> _What you are asked to do_
Return, character for character, the lines of the material starting at the line that contains "line — [86, 91, 794, 359]" and ending at the line that contains "y2-tick-label: 9200.00 — [816, 51, 856, 63]", with both of those lines included.
[Task input start]
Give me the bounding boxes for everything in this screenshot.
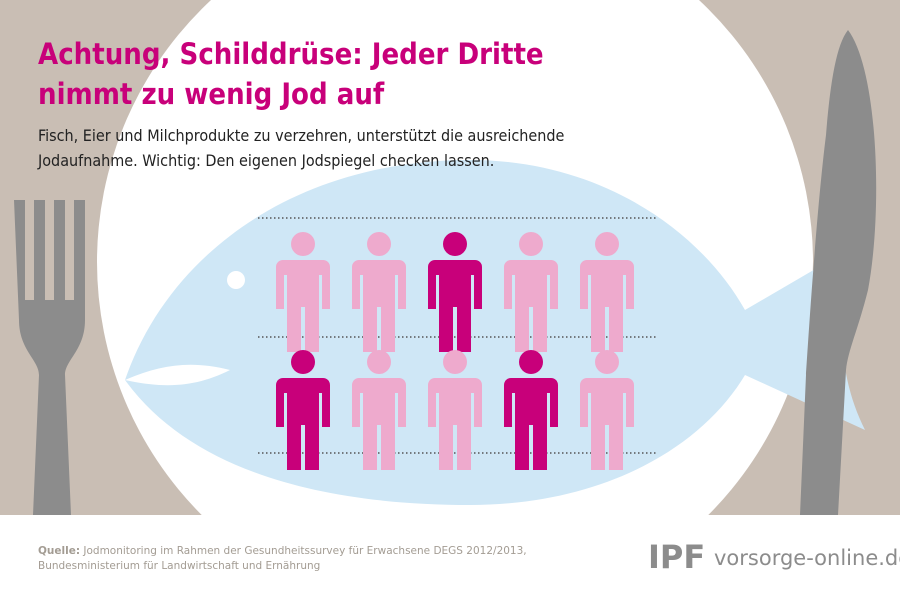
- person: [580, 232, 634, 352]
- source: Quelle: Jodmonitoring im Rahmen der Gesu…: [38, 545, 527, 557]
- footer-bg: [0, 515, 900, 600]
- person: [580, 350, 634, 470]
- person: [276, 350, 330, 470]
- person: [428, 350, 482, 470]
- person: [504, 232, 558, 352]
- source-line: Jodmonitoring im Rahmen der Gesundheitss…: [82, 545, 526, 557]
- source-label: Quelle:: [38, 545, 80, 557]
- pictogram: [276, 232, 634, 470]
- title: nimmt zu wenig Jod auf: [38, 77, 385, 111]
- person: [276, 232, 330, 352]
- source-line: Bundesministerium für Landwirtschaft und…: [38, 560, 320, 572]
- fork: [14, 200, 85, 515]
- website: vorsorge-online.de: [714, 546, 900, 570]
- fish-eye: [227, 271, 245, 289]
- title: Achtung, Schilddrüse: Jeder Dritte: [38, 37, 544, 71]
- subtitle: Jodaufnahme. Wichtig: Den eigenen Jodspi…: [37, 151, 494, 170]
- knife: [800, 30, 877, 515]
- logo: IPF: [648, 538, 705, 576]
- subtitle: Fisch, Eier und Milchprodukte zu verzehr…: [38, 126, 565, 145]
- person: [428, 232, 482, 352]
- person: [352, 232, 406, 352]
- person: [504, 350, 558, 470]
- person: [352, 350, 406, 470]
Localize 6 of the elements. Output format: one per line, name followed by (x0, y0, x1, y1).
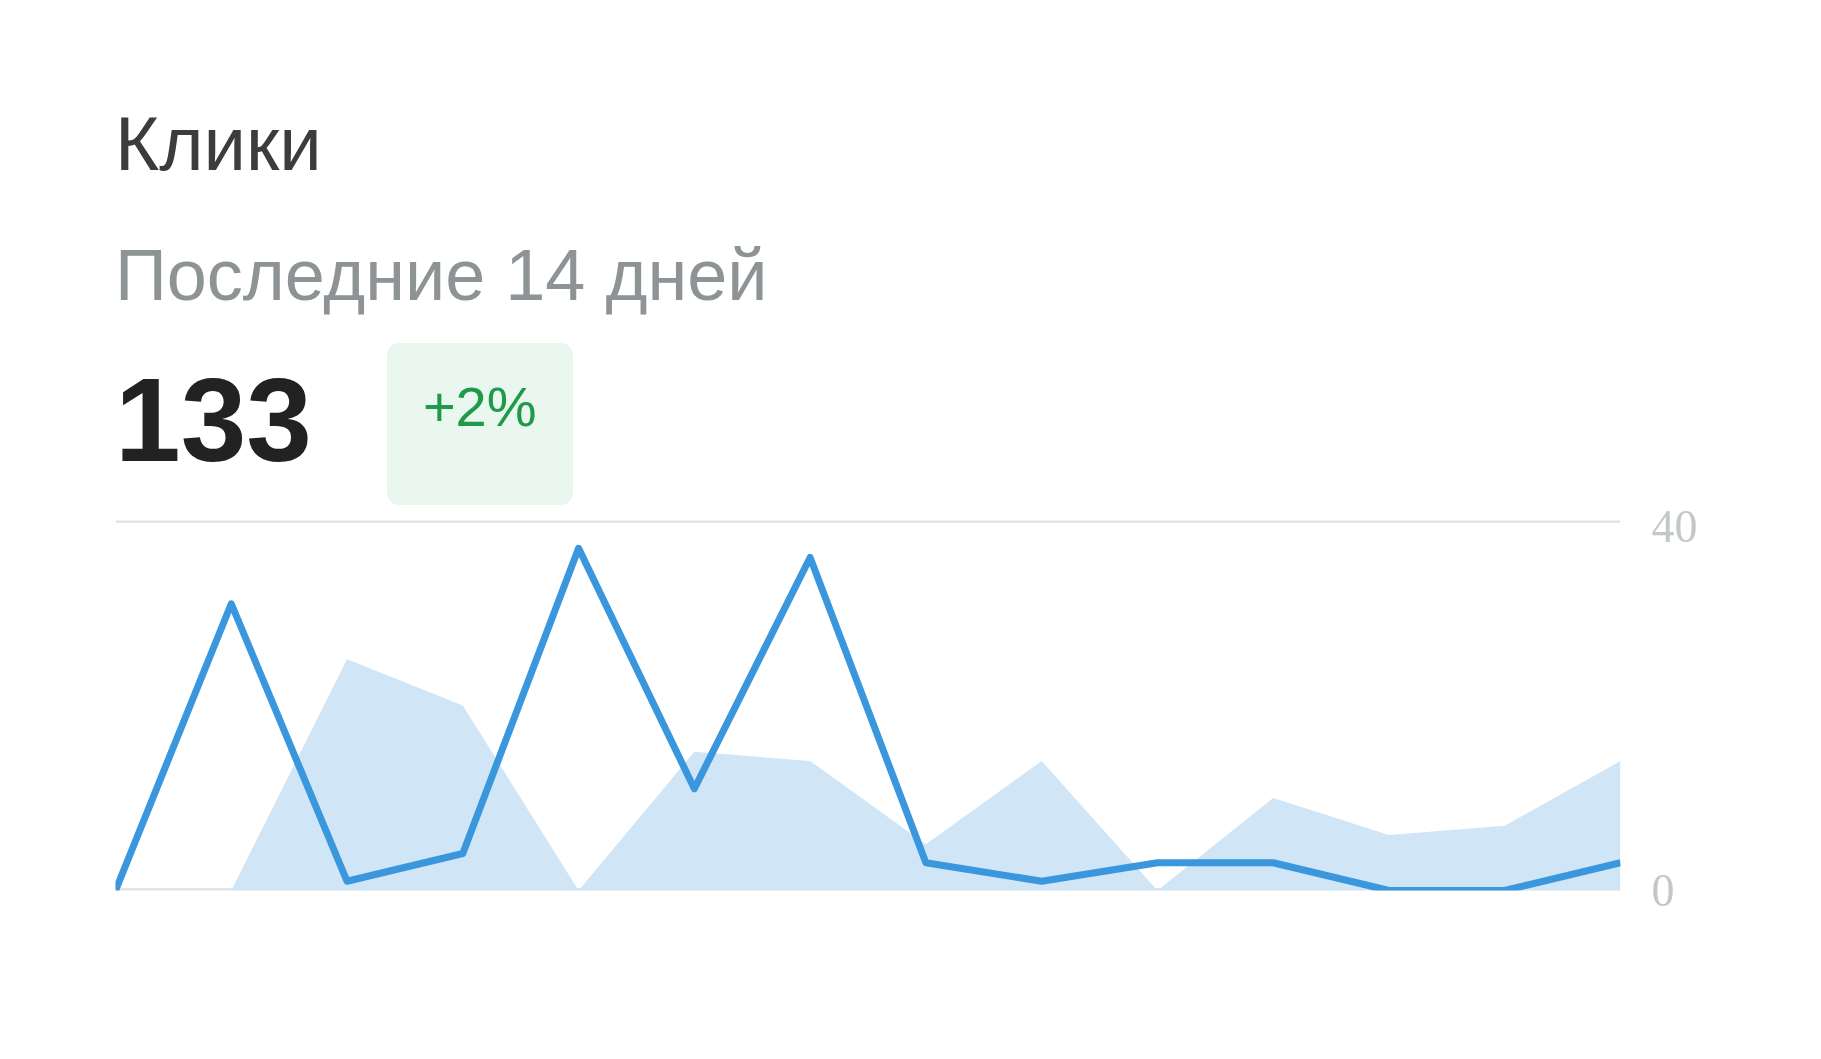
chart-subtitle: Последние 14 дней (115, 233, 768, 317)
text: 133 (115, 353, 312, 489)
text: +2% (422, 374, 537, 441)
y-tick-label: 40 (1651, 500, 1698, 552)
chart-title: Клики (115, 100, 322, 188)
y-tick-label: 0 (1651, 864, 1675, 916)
[Task input end]
[Task input start]
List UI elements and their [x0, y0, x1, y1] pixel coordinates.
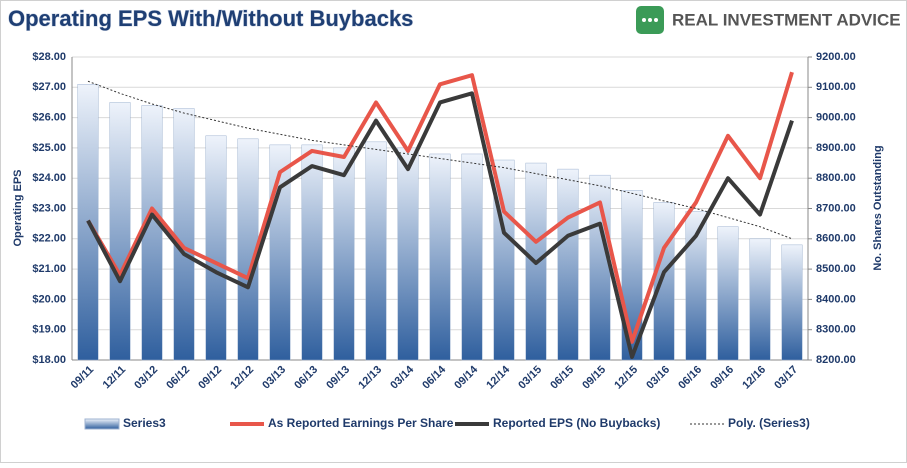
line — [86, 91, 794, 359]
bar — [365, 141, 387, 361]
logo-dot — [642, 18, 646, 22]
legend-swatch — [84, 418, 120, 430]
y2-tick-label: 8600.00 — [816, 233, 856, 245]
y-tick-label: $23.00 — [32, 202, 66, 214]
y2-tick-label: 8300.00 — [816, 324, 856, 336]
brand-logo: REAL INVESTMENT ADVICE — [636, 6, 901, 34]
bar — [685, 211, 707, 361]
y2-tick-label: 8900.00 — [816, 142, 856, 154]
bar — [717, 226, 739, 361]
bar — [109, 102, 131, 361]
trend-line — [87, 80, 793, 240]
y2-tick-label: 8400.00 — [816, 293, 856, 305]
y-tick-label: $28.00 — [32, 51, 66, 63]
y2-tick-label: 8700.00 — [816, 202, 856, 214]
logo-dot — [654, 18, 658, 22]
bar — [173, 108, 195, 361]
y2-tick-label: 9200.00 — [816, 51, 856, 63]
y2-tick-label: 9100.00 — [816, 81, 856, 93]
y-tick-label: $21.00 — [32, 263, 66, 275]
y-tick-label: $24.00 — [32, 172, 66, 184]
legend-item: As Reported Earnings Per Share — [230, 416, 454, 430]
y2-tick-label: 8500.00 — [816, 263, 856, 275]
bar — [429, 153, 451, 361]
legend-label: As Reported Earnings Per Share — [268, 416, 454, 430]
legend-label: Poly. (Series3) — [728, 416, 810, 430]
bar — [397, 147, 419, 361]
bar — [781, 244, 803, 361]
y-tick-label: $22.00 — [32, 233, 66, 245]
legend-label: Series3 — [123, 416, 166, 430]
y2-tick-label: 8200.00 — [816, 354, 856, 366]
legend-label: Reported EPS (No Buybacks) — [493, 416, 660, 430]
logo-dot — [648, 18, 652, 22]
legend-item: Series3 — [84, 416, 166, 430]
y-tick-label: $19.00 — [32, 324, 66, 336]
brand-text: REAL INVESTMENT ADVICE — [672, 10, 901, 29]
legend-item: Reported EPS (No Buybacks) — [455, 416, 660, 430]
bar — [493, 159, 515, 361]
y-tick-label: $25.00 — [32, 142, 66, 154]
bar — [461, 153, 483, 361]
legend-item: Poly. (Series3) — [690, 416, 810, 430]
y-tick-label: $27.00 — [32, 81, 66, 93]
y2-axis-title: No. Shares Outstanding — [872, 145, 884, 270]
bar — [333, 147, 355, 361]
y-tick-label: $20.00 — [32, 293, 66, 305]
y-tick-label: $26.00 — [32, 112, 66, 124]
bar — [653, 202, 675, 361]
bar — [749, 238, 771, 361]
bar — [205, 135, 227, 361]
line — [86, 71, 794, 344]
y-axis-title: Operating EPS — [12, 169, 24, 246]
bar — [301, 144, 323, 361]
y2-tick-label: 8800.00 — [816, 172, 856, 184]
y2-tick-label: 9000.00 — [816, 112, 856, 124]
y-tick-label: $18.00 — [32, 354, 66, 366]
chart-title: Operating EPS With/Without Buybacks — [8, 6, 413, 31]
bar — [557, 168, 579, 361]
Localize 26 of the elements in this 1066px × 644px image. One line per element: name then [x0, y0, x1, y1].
[Task input end]
[Task input start]
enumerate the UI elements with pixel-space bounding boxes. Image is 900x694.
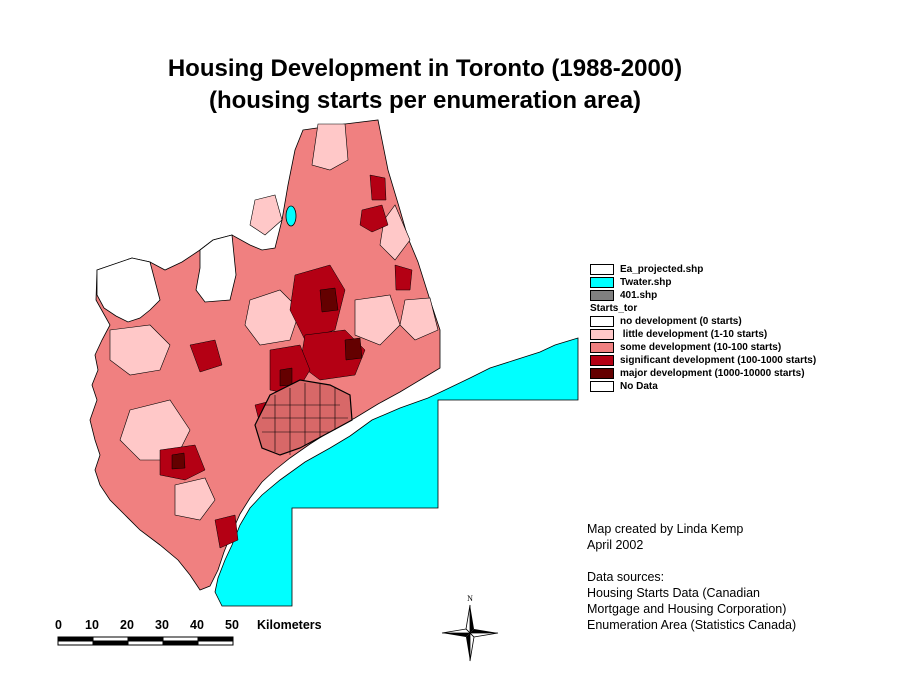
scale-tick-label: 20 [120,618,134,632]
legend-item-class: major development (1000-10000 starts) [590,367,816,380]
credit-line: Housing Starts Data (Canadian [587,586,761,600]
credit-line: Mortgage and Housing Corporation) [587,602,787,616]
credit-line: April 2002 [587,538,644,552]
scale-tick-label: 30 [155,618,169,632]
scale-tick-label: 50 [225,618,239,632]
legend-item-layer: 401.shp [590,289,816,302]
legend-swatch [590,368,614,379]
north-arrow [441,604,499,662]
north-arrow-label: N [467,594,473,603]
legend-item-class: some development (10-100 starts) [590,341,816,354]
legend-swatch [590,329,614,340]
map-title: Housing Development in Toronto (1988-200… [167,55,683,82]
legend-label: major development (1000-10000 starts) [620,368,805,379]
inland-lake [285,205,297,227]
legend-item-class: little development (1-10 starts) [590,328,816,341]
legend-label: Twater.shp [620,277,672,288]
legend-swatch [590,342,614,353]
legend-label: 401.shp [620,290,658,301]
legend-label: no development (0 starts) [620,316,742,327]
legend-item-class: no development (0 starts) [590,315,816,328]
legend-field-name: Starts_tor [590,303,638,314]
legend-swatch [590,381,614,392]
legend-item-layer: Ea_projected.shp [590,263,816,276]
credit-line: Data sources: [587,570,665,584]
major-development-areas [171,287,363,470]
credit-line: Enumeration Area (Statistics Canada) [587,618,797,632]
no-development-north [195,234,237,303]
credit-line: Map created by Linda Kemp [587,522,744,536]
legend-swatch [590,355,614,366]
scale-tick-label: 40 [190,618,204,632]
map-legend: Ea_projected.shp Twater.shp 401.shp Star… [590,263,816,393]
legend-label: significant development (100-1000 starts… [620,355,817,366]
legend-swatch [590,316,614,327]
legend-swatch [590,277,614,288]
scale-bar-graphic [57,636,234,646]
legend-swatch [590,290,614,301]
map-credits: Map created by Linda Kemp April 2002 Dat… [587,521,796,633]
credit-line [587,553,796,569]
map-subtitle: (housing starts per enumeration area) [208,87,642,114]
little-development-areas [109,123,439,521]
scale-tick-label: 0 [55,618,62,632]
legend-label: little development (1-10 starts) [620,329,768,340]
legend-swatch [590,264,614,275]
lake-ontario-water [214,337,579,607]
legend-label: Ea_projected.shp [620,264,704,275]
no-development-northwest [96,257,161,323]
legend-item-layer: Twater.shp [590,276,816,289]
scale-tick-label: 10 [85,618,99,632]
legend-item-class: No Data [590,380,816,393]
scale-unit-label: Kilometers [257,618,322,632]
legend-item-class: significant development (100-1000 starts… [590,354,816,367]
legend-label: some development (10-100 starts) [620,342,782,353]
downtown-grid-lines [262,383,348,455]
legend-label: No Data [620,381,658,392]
[Task input end]
> _Response to the exercise_
line — [86, 91, 794, 359]
bar — [365, 141, 387, 361]
logo-dot — [642, 18, 646, 22]
legend-swatch — [84, 418, 120, 430]
y2-tick-label: 8600.00 — [816, 233, 856, 245]
y-tick-label: $23.00 — [32, 202, 66, 214]
y2-tick-label: 8300.00 — [816, 324, 856, 336]
brand-logo: REAL INVESTMENT ADVICE — [636, 6, 901, 34]
bar — [685, 211, 707, 361]
y2-tick-label: 8900.00 — [816, 142, 856, 154]
bar — [717, 226, 739, 361]
bar — [109, 102, 131, 361]
trend-line — [87, 80, 793, 240]
y2-tick-label: 8400.00 — [816, 293, 856, 305]
y-tick-label: $28.00 — [32, 51, 66, 63]
y2-tick-label: 8700.00 — [816, 202, 856, 214]
logo-dot — [654, 18, 658, 22]
bar — [173, 108, 195, 361]
y2-tick-label: 9200.00 — [816, 51, 856, 63]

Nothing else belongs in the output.